Хочется поблагодарить всех, кто своим трудом, благотворительностью или иным образом поспособствовал воплощению этого проекта, и выразить особую признательность Яне Цой за тонкие советы, критические замечания, духовную поддержку и кропотливый редакторский труд на всех этапах работы.
Большое спасибо Илье Павлову, Денису Аранову, Борису Еловскому, Дмитрию Бузылеву, Елене Камазовой.
Юлий Аранов
«Другой Хайям» зачинает книжную серию «Метафизическая поэзия» издательской группы «Традиция».
Старая истина гласит, что мир – это зеркало, которое отражает смотрящего.
И если смотрящий меняется, то и мир становится «другим».
Таким же образом и читатель нашего времени делает «другим» Хайяма.
Поэта, который вне времени…
В предисловии к этой книге хотелось бы сказать несколько слов о причинах, побудивших меня взяться за перевод стихов Омара Хайяма, несмотря на то что они не раз уже переводились на русский язык. Почти в каждом доме можно найти одно из многочисленных подарочных изданий его четверостиший, как всеми любимую поваренную книгу «О вкусной и здоровой пище» – они радуют глаз, всегда под рукой, но редко когда открываются. Хайям, однако, заслуживает большего внимания. Кажущаяся простота его поэзии скрывает целый мир искусно переплетенных концепций и образов, порой крайне провокационных и противоречивых. В некотором смысле Хайяма можно даже назвать авангардистом, предлагающим миру удивительно современный и в тоже время коренящийся в далекой древности взгляд на человеческие проблемы и способы их решения. В конце концов, всех авангардистов объединяет то, что, пытаясь найти выход из тупиков застывшей мысли и уделяя внимание скорее будоражащим сознание вопросам, чем успокаивающим ответам, они бросают вызов стереотипам массового сознания.
Чтобы снабдить русского читателя контекстом, который поможет оценить культурное значение Омара Хайяма, начну с того, что об этом поэте существуют диаметрально противоположные теории, спорящие друг с другом в культурном пространстве Западной Европы, в особенности Англии. Одни считают, что Хайям был гедонистом, эстетом, атеистом, подвергшим осмеянию религиозные верования и ханжество своих соотечественников. Другие утверждают, что он был суфийским мистиком, и что поэзия его пропитана суфийскими аллюзиями и аллегориями.
С тех пор как Хайям был впервые переведен на западные языки в середине XIX века Эдвардом Фицджеральдом, спор не утихал, но так и не стал достоянием широкой общественности, поскольку был интересен только узкому кругу ориенталистов и поэтов. Опуская детали этой полемики, скажу только, что в 1968 году в Англии был опубликован новый перевод Хайяма под названием The Original Rubaiyyat («Подлинный рубайят»), вызвавший довольно бурную реакцию среди почитателей персидского гения. Перевод был осуществлен Робертом Грейвсом и Омаром Али Шахом: первый был знаменитым английским поэтом и исследователем мифов, второй – носителем персидского языка и суфийским учителем.

- ЗАДАНИЕ:
В каком году, согласно предисловию о переводах Хайяма, в Англии вышел перевод «Подлинный рубайят» Роберта Грейвса и Омара Али Шаха?

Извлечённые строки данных
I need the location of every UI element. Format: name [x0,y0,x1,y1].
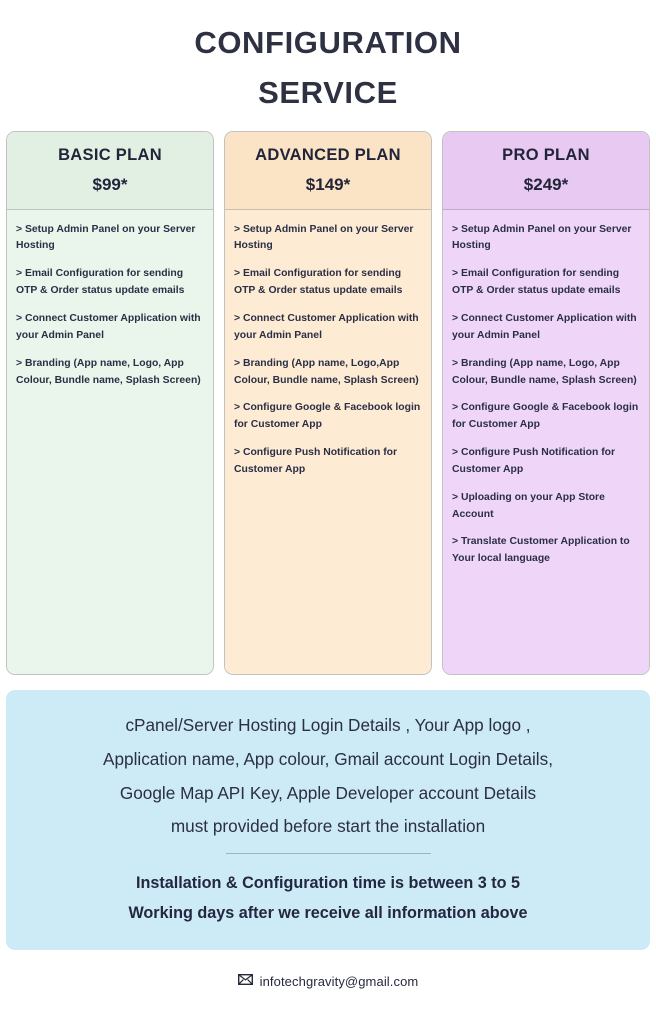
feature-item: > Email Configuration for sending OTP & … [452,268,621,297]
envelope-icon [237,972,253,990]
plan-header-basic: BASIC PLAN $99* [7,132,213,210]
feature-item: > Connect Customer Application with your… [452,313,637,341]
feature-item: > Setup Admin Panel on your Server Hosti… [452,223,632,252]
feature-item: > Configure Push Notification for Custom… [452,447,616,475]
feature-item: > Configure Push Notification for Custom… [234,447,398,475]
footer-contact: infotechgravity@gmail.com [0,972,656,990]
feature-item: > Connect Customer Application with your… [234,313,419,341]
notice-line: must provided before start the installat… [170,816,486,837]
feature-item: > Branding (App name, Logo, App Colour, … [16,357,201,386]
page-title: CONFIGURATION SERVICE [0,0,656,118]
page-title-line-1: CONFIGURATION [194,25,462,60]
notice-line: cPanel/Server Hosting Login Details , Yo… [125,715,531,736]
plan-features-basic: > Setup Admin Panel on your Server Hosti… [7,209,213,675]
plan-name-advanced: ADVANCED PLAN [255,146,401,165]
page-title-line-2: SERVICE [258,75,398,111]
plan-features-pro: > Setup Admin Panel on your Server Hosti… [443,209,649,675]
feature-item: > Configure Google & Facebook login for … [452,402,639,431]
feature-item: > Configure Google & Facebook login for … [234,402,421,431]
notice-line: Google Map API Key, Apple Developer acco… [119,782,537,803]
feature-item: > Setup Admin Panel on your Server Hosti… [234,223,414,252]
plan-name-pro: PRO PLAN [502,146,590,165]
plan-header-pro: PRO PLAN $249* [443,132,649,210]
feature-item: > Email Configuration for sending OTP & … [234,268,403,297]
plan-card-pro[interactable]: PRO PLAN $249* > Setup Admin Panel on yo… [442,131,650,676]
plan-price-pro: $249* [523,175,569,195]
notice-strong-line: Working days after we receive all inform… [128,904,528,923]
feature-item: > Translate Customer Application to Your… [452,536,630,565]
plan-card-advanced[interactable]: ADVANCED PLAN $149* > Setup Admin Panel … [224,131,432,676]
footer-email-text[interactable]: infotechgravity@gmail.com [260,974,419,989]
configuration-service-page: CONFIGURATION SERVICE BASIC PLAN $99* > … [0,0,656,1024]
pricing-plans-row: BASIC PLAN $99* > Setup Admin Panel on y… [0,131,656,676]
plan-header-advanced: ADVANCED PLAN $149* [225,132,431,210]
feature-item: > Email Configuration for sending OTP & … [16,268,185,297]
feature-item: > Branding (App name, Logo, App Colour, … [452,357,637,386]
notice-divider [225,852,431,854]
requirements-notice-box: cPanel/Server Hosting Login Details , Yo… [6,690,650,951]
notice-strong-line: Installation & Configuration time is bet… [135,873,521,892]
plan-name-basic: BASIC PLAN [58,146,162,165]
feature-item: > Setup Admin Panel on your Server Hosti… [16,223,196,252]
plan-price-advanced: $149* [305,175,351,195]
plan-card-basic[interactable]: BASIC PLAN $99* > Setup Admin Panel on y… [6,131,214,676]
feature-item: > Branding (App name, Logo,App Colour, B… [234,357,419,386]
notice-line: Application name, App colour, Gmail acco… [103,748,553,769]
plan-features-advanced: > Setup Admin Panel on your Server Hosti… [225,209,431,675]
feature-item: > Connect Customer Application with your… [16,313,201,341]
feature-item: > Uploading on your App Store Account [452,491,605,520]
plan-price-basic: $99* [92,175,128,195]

...

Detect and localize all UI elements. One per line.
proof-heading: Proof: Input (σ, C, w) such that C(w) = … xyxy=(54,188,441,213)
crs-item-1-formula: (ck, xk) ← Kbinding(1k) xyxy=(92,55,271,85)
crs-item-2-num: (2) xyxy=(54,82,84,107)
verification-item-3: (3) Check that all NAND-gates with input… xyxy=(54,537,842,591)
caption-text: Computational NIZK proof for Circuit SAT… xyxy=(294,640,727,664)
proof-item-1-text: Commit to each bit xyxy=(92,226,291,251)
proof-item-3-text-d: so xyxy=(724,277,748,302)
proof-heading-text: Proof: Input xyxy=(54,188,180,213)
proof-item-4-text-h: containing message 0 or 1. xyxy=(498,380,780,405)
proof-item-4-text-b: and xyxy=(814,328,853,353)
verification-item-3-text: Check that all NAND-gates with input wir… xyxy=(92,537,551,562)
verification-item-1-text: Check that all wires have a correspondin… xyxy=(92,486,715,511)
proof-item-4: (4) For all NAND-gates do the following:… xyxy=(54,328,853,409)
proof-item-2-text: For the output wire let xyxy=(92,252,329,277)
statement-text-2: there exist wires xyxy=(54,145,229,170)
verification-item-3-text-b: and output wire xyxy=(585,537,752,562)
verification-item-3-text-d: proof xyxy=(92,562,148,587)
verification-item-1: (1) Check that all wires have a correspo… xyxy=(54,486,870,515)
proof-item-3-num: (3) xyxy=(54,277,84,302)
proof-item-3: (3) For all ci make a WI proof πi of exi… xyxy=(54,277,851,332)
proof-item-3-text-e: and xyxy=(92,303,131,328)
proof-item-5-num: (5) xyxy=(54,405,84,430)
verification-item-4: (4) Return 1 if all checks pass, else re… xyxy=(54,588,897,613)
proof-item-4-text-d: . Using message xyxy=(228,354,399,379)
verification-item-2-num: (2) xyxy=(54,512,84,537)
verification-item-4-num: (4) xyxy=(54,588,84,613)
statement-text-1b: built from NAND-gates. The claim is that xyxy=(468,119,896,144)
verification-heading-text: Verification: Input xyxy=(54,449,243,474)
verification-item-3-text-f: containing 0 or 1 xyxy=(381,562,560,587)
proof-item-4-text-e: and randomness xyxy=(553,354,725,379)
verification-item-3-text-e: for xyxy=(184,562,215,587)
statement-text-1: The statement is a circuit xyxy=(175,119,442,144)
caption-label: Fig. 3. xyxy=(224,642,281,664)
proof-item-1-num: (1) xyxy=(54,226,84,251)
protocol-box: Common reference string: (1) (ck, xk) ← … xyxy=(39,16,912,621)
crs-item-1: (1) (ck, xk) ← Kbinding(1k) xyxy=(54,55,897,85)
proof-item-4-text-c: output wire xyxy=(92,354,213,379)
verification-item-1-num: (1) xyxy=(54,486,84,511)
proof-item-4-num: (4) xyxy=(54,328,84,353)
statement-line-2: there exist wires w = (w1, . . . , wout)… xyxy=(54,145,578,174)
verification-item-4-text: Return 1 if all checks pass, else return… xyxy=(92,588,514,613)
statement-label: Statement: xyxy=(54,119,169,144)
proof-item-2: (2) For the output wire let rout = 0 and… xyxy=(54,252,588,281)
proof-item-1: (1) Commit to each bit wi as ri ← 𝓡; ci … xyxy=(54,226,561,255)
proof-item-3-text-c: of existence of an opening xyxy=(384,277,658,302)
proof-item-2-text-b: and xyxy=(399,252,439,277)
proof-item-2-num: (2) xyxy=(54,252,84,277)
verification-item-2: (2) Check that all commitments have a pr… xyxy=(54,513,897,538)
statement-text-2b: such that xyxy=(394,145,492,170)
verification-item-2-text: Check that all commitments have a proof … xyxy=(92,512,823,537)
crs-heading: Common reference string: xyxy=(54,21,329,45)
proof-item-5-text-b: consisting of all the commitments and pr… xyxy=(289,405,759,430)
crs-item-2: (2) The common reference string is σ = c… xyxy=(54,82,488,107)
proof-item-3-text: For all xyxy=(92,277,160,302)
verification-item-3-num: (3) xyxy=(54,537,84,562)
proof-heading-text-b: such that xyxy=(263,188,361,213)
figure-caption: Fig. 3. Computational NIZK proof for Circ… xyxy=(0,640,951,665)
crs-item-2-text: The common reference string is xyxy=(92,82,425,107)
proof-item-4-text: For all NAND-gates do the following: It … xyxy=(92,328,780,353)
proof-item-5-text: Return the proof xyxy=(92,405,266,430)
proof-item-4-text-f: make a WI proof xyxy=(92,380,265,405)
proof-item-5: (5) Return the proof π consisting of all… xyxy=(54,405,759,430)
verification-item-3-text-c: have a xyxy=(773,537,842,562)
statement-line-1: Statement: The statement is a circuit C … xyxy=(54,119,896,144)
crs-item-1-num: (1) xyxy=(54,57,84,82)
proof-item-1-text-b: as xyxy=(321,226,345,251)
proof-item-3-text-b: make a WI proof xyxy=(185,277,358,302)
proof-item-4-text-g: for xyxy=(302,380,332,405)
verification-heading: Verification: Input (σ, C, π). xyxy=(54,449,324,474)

---

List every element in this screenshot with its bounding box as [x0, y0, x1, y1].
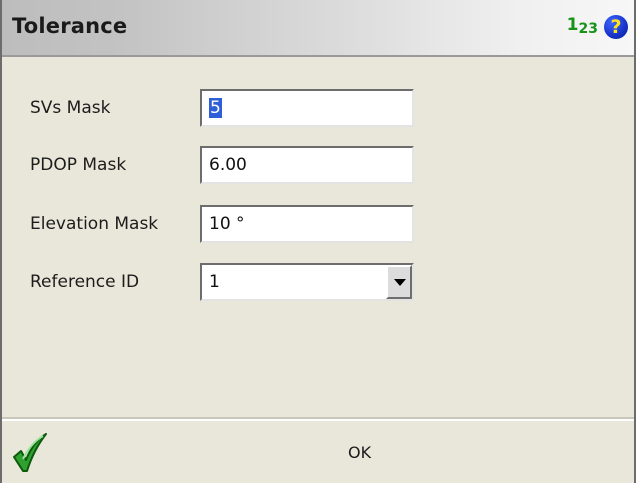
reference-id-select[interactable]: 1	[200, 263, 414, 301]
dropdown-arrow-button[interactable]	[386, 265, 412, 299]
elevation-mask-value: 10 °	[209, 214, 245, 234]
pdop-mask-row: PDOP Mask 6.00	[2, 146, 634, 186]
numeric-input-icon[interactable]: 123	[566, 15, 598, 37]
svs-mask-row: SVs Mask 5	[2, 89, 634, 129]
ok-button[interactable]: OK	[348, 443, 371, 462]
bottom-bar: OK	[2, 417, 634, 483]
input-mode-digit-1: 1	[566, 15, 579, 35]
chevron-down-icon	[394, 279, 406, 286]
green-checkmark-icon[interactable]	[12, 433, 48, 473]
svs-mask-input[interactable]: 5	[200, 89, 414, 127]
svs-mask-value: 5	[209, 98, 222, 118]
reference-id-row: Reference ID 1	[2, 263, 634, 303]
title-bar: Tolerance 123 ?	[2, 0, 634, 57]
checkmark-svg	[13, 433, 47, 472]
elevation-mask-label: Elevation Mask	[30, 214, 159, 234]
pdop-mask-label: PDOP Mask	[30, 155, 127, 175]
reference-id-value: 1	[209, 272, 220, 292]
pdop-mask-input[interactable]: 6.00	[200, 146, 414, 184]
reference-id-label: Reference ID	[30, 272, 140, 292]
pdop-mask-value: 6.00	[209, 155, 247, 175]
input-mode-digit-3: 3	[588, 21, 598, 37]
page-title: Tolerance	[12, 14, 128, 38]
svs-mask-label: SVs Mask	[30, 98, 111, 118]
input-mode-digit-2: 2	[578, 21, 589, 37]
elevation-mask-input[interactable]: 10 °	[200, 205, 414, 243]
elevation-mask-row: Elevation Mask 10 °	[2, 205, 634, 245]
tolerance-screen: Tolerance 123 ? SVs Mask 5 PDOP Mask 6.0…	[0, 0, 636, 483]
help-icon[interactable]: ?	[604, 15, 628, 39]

- ОТВЕТ:
В 1968 году.